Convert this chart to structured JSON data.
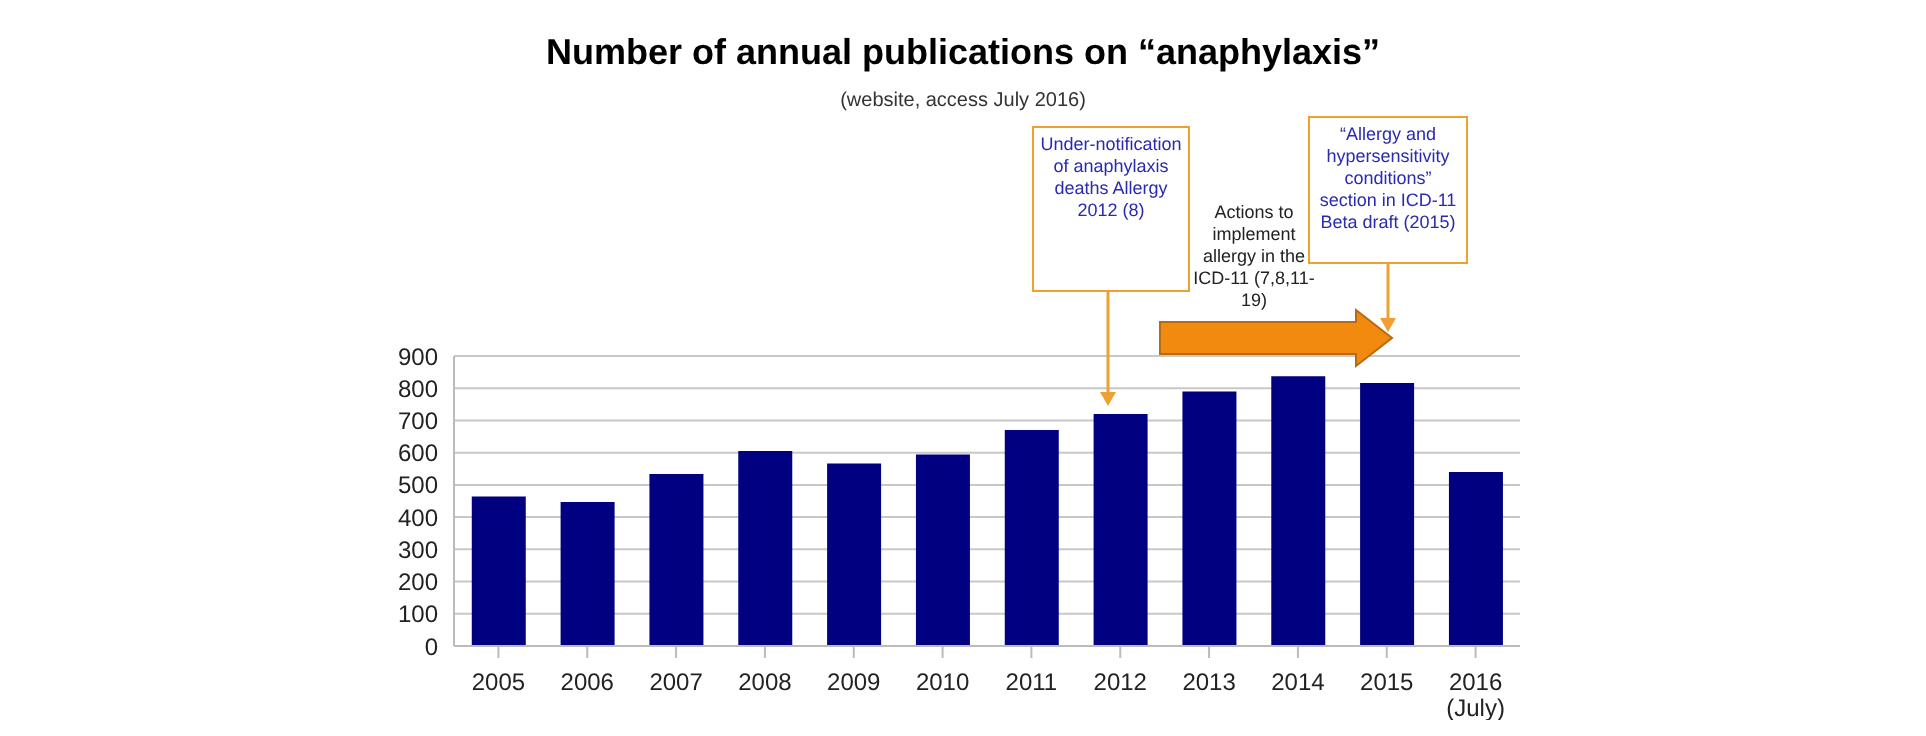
{
  "chart_data": {
    "type": "bar",
    "title": "Number of annual publications on “anaphylaxis”",
    "subtitle": "(website, access July 2016)",
    "categories": [
      "2005",
      "2006",
      "2007",
      "2008",
      "2009",
      "2010",
      "2011",
      "2012",
      "2013",
      "2014",
      "2015",
      "2016 (July)"
    ],
    "values": [
      464,
      447,
      534,
      605,
      566,
      594,
      670,
      720,
      790,
      837,
      816,
      540
    ],
    "color": "#000080",
    "ylim": [
      0,
      900
    ],
    "yticks": [
      0,
      100,
      200,
      300,
      400,
      500,
      600,
      700,
      800,
      900
    ],
    "grid": "y",
    "annotations": [
      "Under-notification of anaphylaxis deaths Allergy 2012 (8)",
      "Actions to implement allergy in the ICD-11 (7,8,11-19)",
      "“Allergy and hypersensitivity conditions” section in ICD-11 Beta draft (2015)"
    ]
  }
}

### Your goal
Write the entries above out in full, exactly, with no images.

### Written response
Convert this chart to structured JSON data.
{
  "chart_data": {
    "type": "bar",
    "title": "Number of annual publications on “anaphylaxis”",
    "subtitle": "(website, access July 2016)",
    "categories": [
      "2005",
      "2006",
      "2007",
      "2008",
      "2009",
      "2010",
      "2011",
      "2012",
      "2013",
      "2014",
      "2015",
      "2016 (July)"
    ],
    "values": [
      464,
      447,
      534,
      605,
      566,
      594,
      670,
      720,
      790,
      837,
      816,
      540
    ],
    "color": "#000080",
    "ylim": [
      0,
      900
    ],
    "yticks": [
      0,
      100,
      200,
      300,
      400,
      500,
      600,
      700,
      800,
      900
    ],
    "grid": "y",
    "annotations": [
      "Under-notification of anaphylaxis deaths Allergy 2012 (8)",
      "Actions to implement allergy in the ICD-11 (7,8,11-19)",
      "“Allergy and hypersensitivity conditions” section in ICD-11 Beta draft (2015)"
    ]
  }
}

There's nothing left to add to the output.